Listed records:
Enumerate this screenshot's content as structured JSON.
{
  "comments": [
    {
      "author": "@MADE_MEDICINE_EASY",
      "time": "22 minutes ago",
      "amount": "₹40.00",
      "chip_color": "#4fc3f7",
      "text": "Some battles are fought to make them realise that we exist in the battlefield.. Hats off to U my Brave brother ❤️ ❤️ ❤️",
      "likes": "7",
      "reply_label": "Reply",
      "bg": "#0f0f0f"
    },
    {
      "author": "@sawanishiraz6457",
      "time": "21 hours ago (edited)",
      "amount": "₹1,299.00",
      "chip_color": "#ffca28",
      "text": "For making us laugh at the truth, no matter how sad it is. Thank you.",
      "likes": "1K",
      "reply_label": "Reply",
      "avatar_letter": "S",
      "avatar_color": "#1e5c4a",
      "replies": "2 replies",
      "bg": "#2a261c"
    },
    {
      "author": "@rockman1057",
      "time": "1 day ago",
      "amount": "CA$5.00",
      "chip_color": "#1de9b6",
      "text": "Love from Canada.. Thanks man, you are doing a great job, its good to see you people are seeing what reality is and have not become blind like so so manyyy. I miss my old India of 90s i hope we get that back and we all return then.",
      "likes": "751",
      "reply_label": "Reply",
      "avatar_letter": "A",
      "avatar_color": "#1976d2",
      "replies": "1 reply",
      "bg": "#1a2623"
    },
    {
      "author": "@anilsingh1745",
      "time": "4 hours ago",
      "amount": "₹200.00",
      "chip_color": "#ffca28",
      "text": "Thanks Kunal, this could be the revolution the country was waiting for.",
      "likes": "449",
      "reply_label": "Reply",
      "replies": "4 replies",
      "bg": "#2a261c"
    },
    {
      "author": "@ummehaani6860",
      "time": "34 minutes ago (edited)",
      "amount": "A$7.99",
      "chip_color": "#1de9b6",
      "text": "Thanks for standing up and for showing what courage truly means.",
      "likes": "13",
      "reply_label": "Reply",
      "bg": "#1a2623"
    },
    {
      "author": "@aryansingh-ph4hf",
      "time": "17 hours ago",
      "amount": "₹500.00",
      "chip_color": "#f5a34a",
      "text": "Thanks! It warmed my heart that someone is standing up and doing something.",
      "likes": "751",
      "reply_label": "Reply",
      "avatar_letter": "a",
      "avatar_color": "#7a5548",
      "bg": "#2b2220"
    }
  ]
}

Stated task:
What is the number of lines that contain "Thanks"? Reply with that number alone.

The solution:
4